**THE PROBLEM**
Present each line of the entries below that holds the word "innych".

**SUPPLIED RECORDS**
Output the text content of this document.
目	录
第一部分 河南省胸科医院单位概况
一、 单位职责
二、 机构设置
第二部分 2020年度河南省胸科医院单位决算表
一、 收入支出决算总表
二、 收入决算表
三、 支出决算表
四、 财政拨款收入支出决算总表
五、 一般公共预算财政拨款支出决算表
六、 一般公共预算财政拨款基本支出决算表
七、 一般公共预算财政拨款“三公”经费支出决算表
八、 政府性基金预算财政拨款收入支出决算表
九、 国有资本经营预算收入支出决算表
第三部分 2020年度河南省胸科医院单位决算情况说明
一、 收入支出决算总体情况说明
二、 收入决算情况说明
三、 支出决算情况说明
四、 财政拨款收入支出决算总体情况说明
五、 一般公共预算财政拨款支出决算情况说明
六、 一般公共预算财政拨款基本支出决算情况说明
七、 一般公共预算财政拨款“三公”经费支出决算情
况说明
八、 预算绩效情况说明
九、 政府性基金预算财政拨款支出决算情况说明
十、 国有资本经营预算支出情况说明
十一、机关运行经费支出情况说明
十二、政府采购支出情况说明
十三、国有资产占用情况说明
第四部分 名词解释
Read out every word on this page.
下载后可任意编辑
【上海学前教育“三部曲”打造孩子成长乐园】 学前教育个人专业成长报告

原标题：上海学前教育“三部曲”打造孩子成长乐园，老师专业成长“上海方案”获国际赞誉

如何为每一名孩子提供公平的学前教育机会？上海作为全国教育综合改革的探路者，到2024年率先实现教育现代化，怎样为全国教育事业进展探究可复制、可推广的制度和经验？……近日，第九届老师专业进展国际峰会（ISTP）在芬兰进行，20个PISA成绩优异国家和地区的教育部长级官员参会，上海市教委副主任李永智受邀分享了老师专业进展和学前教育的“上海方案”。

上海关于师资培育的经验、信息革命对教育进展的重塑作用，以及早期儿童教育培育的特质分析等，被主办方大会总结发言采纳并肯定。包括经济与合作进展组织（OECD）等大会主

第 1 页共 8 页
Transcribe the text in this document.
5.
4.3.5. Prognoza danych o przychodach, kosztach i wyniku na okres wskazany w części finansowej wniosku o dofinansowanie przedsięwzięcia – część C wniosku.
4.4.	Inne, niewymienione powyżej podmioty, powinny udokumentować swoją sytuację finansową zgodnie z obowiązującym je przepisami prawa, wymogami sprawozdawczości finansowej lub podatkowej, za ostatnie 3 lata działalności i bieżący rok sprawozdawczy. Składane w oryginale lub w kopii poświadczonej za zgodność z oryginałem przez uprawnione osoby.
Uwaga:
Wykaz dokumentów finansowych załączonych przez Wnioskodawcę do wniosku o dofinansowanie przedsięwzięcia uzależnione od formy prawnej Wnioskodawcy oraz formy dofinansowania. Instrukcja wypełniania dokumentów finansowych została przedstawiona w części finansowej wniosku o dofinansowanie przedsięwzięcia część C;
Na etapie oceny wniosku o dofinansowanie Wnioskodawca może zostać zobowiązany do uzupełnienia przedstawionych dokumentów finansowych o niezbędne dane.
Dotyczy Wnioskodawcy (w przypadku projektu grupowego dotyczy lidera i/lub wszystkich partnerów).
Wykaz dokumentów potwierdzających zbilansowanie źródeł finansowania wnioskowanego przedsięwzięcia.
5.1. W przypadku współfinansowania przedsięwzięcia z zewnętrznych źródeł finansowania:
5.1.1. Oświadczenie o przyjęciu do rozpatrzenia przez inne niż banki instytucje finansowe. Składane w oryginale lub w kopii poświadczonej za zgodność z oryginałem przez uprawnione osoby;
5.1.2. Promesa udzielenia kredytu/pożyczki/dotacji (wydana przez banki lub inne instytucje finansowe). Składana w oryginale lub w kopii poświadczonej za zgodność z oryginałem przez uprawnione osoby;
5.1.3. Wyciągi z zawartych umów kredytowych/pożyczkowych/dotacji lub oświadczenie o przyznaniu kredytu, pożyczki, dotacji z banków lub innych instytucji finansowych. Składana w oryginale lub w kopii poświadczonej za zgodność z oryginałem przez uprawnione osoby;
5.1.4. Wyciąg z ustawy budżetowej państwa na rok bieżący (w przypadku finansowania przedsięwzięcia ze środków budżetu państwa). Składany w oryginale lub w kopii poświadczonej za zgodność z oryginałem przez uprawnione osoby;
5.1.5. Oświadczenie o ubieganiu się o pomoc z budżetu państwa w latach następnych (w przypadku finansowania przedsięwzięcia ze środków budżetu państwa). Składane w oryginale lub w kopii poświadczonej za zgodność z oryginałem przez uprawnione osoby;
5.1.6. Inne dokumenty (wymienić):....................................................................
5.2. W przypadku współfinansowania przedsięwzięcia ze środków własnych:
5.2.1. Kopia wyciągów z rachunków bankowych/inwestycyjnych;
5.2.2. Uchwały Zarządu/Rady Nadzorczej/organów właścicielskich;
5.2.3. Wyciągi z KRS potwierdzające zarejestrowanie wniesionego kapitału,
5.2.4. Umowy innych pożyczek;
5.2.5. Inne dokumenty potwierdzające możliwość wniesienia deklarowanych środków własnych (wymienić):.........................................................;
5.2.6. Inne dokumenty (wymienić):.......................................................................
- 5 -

**SOLUTION TO THIS TASK**
5.1.3. Wyciągi z zawartych umów kredytowych/pożyczkowych/dotacji lub oświadczenie o przyznaniu kredytu, pożyczki, dotacji z banków lub innych instytucji finansowych. Składana w oryginale lub w kopii poświadczonej za zgodność z oryginałem przez uprawnione osoby;
5.2.4. Umowy innych pożyczek;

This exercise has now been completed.